Transcript entries for document pages:
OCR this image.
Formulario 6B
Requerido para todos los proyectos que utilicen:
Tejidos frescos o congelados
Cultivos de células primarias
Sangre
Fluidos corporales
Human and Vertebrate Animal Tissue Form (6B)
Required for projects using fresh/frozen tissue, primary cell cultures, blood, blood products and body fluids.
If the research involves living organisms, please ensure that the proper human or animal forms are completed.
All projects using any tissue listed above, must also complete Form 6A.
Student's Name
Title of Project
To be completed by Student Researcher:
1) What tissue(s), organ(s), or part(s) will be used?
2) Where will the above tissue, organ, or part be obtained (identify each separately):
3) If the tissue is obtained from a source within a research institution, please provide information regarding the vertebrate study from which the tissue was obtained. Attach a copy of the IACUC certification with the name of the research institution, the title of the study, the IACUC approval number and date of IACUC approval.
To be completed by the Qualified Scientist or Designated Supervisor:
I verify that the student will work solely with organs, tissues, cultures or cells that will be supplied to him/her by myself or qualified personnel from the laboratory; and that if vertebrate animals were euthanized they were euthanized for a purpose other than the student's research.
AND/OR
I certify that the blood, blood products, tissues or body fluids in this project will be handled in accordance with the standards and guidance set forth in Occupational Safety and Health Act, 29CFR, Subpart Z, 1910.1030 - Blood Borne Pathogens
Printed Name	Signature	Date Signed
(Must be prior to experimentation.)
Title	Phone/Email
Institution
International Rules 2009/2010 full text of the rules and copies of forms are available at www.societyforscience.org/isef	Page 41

### Assigned task
Your response should be the lines of the entries above that include the string "forms".

### Solution for this exercise
If the research involves living organisms, please ensure that the proper human or animal forms are completed.
International Rules 2009/2010 full text of the rules and copies of forms are available at www.societyforscience.org/isef	Page 41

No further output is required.